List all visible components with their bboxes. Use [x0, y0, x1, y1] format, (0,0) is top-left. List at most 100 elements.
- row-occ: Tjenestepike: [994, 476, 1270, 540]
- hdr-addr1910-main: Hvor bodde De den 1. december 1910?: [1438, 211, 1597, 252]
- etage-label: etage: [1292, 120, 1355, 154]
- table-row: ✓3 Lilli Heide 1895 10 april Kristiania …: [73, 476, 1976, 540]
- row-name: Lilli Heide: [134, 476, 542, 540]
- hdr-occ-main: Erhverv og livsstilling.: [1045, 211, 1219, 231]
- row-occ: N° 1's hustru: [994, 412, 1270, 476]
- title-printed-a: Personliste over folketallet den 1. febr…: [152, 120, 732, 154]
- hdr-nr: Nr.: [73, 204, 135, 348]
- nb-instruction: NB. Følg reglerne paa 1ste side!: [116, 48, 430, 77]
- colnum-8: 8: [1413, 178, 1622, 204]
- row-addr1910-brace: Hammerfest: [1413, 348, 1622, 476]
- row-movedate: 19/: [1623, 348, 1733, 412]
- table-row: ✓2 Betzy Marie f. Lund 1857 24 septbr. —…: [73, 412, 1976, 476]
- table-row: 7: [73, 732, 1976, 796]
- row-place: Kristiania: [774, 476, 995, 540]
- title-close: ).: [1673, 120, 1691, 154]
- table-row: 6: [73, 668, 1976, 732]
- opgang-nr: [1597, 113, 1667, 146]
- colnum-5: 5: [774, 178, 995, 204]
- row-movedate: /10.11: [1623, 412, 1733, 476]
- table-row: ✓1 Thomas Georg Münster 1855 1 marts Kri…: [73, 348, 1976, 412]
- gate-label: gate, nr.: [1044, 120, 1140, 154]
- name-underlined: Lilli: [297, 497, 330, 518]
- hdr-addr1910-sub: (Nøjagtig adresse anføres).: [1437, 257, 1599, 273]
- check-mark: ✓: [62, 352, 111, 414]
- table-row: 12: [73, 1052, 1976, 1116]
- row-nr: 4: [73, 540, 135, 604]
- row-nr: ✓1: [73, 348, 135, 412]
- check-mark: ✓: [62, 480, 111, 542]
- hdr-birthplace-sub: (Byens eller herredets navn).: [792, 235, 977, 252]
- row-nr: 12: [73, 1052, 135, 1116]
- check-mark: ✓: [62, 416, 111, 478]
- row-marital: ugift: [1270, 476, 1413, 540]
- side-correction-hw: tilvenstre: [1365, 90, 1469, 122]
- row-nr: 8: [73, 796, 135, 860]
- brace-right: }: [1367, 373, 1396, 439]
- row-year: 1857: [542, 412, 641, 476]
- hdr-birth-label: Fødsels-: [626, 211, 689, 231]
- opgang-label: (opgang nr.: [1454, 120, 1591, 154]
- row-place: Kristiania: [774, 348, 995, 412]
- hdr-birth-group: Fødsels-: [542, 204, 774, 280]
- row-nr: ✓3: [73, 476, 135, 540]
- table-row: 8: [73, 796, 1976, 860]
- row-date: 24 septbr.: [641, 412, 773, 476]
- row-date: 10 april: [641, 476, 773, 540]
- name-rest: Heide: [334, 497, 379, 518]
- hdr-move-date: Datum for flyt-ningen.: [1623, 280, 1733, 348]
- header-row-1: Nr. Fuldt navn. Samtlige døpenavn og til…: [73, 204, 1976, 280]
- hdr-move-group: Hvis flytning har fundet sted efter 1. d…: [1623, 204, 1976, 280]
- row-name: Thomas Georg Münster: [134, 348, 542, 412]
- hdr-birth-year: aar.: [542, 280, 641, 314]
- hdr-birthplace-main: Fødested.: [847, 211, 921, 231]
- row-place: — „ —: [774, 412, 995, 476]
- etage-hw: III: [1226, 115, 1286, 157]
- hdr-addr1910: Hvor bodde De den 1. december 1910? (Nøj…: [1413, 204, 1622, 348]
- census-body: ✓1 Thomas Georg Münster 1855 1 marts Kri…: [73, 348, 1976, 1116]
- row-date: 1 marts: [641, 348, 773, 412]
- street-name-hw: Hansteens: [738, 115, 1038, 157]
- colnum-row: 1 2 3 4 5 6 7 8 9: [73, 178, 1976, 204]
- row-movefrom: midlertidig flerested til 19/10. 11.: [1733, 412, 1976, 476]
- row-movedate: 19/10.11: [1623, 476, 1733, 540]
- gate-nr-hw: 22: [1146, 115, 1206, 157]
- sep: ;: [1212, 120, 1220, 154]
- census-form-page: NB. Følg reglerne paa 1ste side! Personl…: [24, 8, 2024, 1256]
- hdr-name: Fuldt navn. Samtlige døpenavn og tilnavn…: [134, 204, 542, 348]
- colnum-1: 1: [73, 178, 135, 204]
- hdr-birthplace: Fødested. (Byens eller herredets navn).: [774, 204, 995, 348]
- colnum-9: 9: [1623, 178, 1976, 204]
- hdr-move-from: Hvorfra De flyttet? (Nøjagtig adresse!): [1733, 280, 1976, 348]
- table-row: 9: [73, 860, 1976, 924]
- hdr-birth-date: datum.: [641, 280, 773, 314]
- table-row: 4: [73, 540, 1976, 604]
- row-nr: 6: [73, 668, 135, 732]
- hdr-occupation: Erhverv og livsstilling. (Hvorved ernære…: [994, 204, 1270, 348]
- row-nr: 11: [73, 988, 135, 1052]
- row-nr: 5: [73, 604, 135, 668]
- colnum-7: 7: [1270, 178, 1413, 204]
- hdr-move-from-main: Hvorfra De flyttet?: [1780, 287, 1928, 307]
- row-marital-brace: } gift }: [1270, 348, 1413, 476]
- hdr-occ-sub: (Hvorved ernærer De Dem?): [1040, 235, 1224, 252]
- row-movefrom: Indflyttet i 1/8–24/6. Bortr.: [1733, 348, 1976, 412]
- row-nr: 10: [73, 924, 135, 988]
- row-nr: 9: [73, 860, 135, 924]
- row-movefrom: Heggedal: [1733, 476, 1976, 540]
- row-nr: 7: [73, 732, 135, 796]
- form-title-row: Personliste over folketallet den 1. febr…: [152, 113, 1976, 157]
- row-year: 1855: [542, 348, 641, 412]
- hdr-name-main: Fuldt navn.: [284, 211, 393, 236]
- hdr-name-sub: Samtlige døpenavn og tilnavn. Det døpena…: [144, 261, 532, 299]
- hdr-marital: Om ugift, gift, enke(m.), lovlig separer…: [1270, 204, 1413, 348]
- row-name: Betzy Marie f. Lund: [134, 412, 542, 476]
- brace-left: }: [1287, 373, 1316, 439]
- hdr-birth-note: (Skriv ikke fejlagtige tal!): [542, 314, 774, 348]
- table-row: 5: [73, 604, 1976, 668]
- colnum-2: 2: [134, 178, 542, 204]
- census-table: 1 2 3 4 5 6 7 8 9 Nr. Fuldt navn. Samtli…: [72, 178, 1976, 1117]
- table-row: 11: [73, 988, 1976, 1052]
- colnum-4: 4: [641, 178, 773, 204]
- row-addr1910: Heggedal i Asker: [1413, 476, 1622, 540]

+===+

Relevez, dans les données ci-dessus, chacune des lignes où figure le mot « Heggedal ».

### Réponse
- row-movefrom: Heggedal: [1733, 476, 1976, 540]
- row-addr1910: Heggedal i Asker: [1413, 476, 1622, 540]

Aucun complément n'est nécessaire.